**STATED TASK**
Return each line of the data below verbatim; pictures are to be left out.

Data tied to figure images
____

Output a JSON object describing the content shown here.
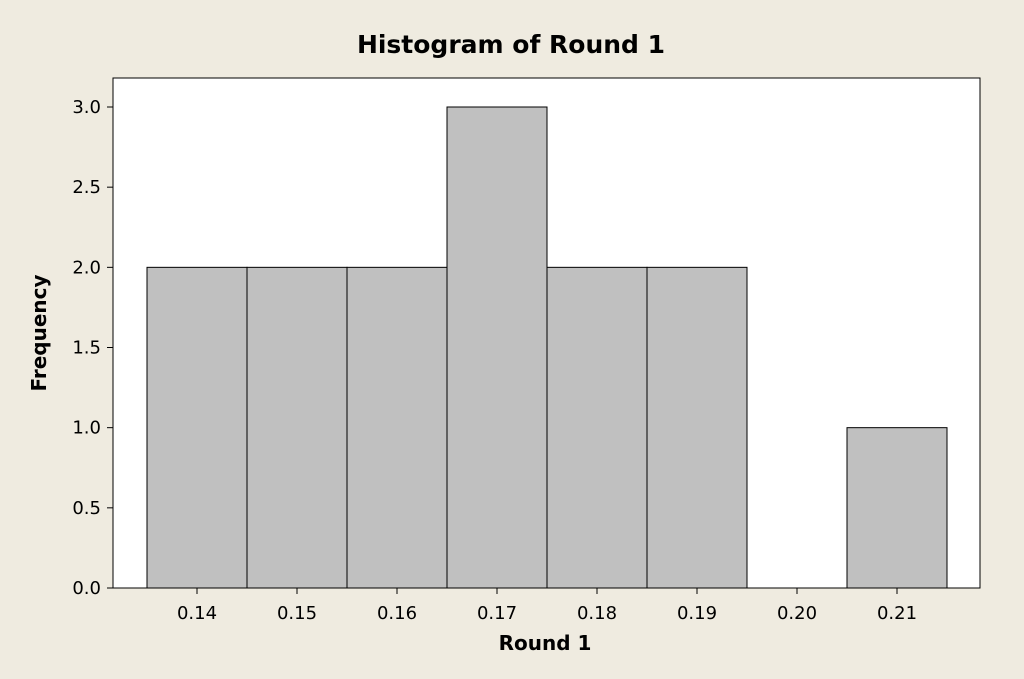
{
  "chart_data": {
    "type": "bar",
    "title": "Histogram of Round 1",
    "xlabel": "Round 1",
    "ylabel": "Frequency",
    "categories": [
      "0.14",
      "0.15",
      "0.16",
      "0.17",
      "0.18",
      "0.19",
      "0.20",
      "0.21"
    ],
    "values": [
      2,
      2,
      2,
      3,
      2,
      2,
      0,
      1
    ],
    "ylim": [
      0,
      3.0
    ],
    "yticks": [
      "0.0",
      "0.5",
      "1.0",
      "1.5",
      "2.0",
      "2.5",
      "3.0"
    ],
    "grid": false,
    "colors": {
      "bar": "#c0c0c0",
      "background": "#efebe0",
      "plot_area": "#ffffff"
    }
  }
}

____

**RESULT BELOW**
Output a JSON object describing the content shown here.
{
  "chart_data": {
    "type": "bar",
    "title": "Histogram of Round 1",
    "xlabel": "Round 1",
    "ylabel": "Frequency",
    "categories": [
      "0.14",
      "0.15",
      "0.16",
      "0.17",
      "0.18",
      "0.19",
      "0.20",
      "0.21"
    ],
    "values": [
      2,
      2,
      2,
      3,
      2,
      2,
      0,
      1
    ],
    "ylim": [
      0,
      3.0
    ],
    "yticks": [
      "0.0",
      "0.5",
      "1.0",
      "1.5",
      "2.0",
      "2.5",
      "3.0"
    ],
    "grid": false,
    "colors": {
      "bar": "#c0c0c0",
      "background": "#efebe0",
      "plot_area": "#ffffff"
    }
  }
}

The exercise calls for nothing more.